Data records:
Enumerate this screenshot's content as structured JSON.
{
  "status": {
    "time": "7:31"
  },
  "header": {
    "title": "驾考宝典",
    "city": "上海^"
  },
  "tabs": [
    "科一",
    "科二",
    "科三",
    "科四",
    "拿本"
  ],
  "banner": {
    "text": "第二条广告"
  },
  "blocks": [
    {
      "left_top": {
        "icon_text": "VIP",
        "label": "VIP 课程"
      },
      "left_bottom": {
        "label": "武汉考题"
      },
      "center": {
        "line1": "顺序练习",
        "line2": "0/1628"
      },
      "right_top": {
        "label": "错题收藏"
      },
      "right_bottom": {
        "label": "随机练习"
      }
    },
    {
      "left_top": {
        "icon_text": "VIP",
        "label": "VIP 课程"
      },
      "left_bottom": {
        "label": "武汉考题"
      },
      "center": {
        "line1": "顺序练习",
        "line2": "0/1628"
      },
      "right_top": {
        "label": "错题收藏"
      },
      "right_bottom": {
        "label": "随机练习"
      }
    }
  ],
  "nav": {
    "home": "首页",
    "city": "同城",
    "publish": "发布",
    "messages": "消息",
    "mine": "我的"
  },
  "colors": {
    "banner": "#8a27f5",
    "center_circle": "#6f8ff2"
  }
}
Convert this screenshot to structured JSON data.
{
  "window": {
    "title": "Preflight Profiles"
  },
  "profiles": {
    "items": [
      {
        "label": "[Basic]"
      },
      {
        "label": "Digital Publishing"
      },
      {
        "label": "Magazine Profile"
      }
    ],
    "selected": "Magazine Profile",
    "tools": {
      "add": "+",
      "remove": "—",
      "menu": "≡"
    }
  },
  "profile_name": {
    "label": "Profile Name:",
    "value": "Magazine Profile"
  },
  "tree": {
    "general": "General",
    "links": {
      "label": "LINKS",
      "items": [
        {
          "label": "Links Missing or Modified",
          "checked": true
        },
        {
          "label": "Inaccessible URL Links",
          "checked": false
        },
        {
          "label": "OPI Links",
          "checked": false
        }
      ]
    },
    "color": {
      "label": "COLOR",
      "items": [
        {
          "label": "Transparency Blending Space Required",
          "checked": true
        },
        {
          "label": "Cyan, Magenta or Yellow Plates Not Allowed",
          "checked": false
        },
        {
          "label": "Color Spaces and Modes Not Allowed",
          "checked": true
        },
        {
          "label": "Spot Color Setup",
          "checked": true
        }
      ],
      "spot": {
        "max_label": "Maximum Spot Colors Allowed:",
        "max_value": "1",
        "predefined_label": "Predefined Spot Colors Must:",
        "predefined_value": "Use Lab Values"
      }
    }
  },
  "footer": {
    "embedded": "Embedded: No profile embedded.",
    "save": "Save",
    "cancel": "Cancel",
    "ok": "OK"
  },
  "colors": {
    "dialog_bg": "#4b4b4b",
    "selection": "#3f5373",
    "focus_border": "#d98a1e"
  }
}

The task:
All of the material above needs to be copied exactly.

Problem solution:
Enumerate this screenshot's content as structured JSON.
{
  "status": {
    "time": "7:31"
  },
  "header": {
    "title": "驾考宝典",
    "city": "上海^"
  },
  "tabs": [
    "科一",
    "科二",
    "科三",
    "科四",
    "拿本"
  ],
  "banner": {
    "text": "第二条广告"
  },
  "blocks": [
    {
      "left_top": {
        "icon_text": "VIP",
        "label": "VIP 课程"
      },
      "left_bottom": {
        "label": "武汉考题"
      },
      "center": {
        "line1": "顺序练习",
        "line2": "0/1628"
      },
      "right_top": {
        "label": "错题收藏"
      },
      "right_bottom": {
        "label": "随机练习"
      }
    },
    {
      "left_top": {
        "icon_text": "VIP",
        "label": "VIP 课程"
      },
      "left_bottom": {
        "label": "武汉考题"
      },
      "center": {
        "line1": "顺序练习",
        "line2": "0/1628"
      },
      "right_top": {
        "label": "错题收藏"
      },
      "right_bottom": {
        "label": "随机练习"
      }
    }
  ],
  "nav": {
    "home": "首页",
    "city": "同城",
    "publish": "发布",
    "messages": "消息",
    "mine": "我的"
  },
  "colors": {
    "banner": "#8a27f5",
    "center_circle": "#6f8ff2"
  }
}
Convert this screenshot to structured JSON data.
{
  "window": {
    "title": "Preflight Profiles"
  },
  "profiles": {
    "items": [
      {
        "label": "[Basic]"
      },
      {
        "label": "Digital Publishing"
      },
      {
        "label": "Magazine Profile"
      }
    ],
    "selected": "Magazine Profile",
    "tools": {
      "add": "+",
      "remove": "—",
      "menu": "≡"
    }
  },
  "profile_name": {
    "label": "Profile Name:",
    "value": "Magazine Profile"
  },
  "tree": {
    "general": "General",
    "links": {
      "label": "LINKS",
      "items": [
        {
          "label": "Links Missing or Modified",
          "checked": true
        },
        {
          "label": "Inaccessible URL Links",
          "checked": false
        },
        {
          "label": "OPI Links",
          "checked": false
        }
      ]
    },
    "color": {
      "label": "COLOR",
      "items": [
        {
          "label": "Transparency Blending Space Required",
          "checked": true
        },
        {
          "label": "Cyan, Magenta or Yellow Plates Not Allowed",
          "checked": false
        },
        {
          "label": "Color Spaces and Modes Not Allowed",
          "checked": true
        },
        {
          "label": "Spot Color Setup",
          "checked": true
        }
      ],
      "spot": {
        "max_label": "Maximum Spot Colors Allowed:",
        "max_value": "1",
        "predefined_label": "Predefined Spot Colors Must:",
        "predefined_value": "Use Lab Values"
      }
    }
  },
  "footer": {
    "embedded": "Embedded: No profile embedded.",
    "save": "Save",
    "cancel": "Cancel",
    "ok": "OK"
  },
  "colors": {
    "dialog_bg": "#4b4b4b",
    "selection": "#3f5373",
    "focus_border": "#d98a1e"
  }
}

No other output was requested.